**What you are asked to do:**
In the listing below, how many lines contain the word "this"? Please respond with the number only.

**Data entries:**
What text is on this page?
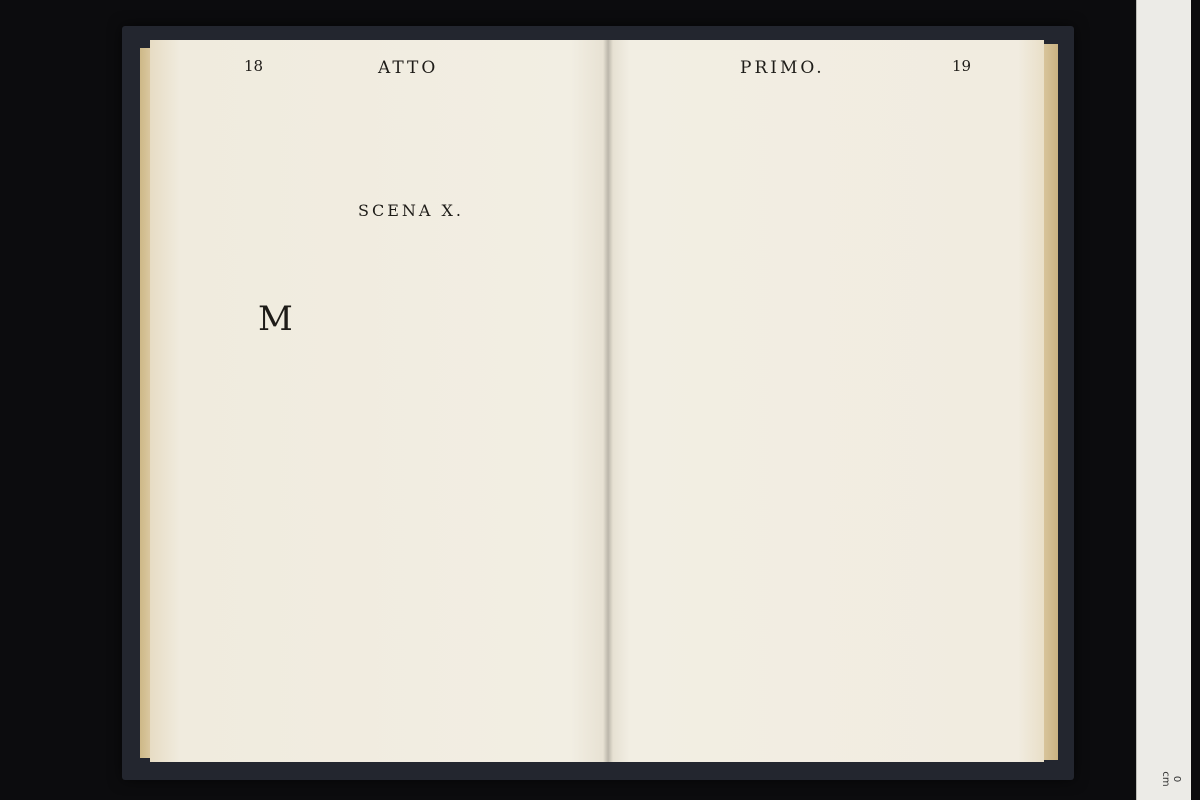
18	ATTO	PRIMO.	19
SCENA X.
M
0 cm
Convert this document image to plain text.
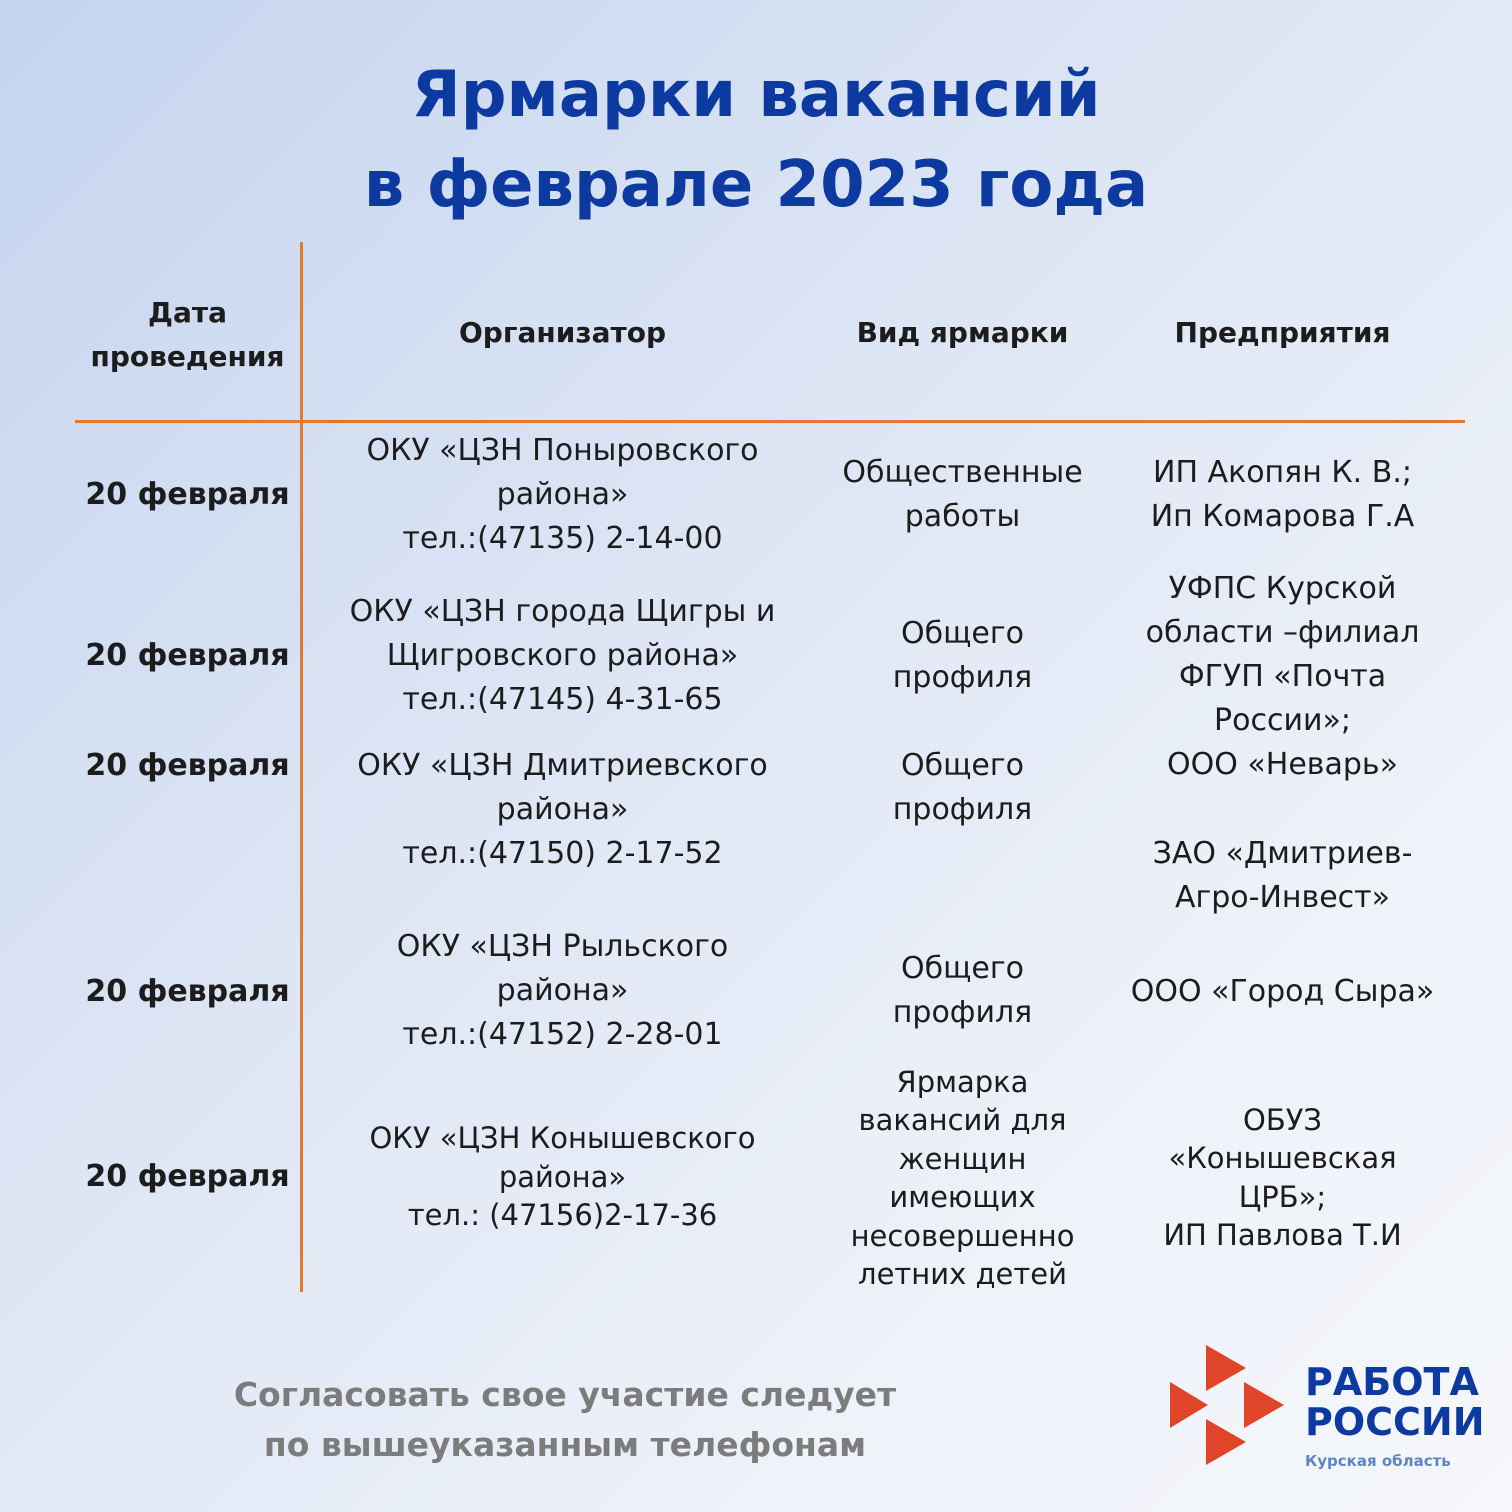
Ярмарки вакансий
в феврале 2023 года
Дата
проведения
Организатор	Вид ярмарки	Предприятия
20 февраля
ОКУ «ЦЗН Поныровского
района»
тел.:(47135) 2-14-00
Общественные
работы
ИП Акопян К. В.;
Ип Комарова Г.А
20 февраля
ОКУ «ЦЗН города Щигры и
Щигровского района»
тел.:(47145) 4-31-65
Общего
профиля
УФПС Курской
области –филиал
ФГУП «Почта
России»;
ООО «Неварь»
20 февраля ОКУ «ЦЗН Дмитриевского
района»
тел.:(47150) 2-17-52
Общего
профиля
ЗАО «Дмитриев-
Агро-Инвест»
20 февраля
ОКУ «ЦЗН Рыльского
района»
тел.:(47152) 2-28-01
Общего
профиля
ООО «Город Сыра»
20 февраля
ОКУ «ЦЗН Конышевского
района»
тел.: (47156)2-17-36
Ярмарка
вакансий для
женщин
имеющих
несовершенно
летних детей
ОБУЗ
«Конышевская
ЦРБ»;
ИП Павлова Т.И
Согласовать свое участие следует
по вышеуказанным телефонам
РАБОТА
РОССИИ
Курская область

* * *

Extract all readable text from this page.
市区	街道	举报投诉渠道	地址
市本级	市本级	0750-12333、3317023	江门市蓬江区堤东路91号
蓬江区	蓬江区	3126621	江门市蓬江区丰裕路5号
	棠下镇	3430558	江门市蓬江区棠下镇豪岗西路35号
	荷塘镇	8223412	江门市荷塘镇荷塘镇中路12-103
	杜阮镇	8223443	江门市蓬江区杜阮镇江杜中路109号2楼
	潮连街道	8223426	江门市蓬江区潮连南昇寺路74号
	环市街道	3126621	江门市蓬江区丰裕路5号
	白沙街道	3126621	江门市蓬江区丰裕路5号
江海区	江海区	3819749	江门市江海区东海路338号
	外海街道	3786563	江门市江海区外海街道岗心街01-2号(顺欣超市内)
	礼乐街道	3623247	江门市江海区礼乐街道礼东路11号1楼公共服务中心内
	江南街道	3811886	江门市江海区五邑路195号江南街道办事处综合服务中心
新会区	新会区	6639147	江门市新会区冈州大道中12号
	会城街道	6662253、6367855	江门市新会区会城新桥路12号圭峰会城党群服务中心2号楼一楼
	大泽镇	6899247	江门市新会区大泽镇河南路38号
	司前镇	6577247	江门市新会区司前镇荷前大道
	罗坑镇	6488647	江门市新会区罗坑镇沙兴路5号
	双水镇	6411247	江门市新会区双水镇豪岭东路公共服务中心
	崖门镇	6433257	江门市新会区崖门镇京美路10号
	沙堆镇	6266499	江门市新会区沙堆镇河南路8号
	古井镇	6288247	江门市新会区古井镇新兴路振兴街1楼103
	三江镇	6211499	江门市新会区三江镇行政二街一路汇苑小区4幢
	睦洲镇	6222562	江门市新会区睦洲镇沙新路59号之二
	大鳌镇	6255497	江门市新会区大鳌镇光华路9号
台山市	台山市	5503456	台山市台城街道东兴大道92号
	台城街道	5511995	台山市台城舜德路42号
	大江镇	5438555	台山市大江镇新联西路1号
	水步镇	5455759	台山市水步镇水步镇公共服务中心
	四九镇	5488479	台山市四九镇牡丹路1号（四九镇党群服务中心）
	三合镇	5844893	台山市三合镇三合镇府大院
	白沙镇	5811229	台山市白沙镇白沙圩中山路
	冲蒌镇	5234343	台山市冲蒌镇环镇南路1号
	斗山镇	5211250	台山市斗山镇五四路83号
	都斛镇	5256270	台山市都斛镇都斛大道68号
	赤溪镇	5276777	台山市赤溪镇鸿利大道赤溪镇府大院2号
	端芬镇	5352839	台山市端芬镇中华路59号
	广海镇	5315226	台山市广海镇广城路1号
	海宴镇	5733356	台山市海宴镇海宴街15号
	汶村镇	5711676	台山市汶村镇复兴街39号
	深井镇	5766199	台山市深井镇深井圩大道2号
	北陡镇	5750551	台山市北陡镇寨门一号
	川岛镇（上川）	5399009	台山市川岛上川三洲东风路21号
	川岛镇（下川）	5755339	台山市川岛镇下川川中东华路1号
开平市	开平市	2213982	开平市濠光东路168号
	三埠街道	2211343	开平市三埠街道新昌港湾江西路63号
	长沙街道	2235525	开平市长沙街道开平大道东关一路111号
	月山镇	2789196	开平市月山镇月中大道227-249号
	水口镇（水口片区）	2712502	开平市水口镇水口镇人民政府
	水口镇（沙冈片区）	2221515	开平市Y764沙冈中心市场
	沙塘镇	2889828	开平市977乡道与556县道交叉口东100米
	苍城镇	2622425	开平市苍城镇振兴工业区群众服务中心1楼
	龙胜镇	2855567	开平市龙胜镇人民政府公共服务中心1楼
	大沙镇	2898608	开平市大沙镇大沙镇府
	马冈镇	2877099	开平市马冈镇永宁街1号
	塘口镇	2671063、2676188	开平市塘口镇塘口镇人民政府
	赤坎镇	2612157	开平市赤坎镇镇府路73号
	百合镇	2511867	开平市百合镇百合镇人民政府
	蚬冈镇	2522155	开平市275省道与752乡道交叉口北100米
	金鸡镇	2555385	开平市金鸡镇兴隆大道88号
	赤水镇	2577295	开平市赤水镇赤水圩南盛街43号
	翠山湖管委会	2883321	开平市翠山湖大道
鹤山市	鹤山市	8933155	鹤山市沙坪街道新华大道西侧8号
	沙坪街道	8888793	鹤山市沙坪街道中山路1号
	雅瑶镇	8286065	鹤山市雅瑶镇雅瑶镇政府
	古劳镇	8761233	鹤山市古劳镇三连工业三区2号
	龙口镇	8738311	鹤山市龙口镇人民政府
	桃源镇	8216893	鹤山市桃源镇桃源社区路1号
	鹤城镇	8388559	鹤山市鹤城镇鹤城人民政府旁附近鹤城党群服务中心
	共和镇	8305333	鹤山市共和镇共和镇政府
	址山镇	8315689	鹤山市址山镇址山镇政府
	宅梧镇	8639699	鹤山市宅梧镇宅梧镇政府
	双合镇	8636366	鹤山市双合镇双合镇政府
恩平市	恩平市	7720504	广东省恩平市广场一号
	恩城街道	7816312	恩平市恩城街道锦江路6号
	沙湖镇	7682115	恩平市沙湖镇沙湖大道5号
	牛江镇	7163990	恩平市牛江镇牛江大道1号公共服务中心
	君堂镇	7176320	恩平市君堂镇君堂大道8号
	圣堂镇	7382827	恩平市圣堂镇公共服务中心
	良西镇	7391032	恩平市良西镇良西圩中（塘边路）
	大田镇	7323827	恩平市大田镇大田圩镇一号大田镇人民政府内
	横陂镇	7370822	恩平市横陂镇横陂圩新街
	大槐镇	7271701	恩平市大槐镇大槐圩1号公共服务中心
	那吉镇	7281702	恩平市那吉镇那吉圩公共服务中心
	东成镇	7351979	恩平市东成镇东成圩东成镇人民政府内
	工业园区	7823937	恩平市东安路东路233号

**Result of the task:**
3